# [Exercise]
Copy every line that mentions the word "reaction".

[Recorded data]

——

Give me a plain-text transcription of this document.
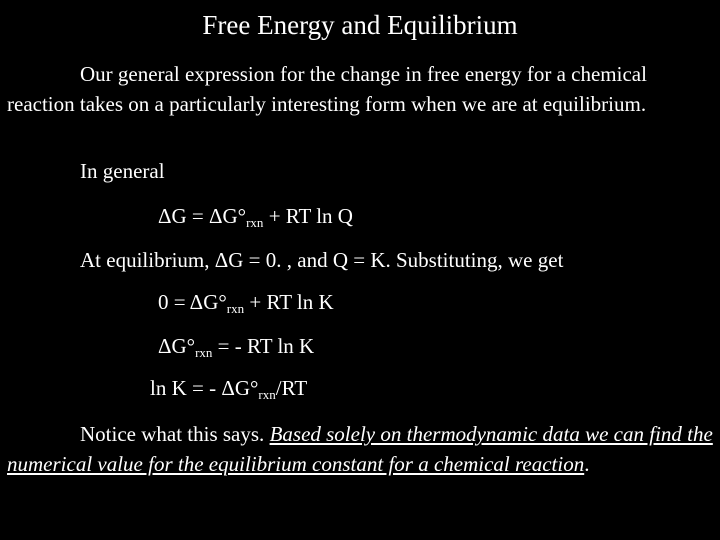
Free Energy and Equilibrium
Our general expression for the change in free energy for a chemical reaction takes on a particularly interesting form when we are at equilibrium.
In general
$\Delta G = \Delta G^\circ_{rxn}$ + RT ln Q
At equilibrium, ΔG = 0. , and Q = K. Substituting, we get
$0 = \Delta G^\circ_{rxn}$ + RT ln K
$\Delta G^\circ_{rxn}$ = - RT ln K
ln K = - $\Delta G^\circ_{rxn}/RT$
Notice what this says. Based solely on thermodynamic data we can find the numerical value for the equilibrium constant for a chemical reaction.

——

# [Output of the task]
Our general expression for the change in free energy for a chemical reaction takes on a particularly interesting form when we are at equilibrium.
Notice what this says. Based solely on thermodynamic data we can find the numerical value for the equilibrium constant for a chemical reaction.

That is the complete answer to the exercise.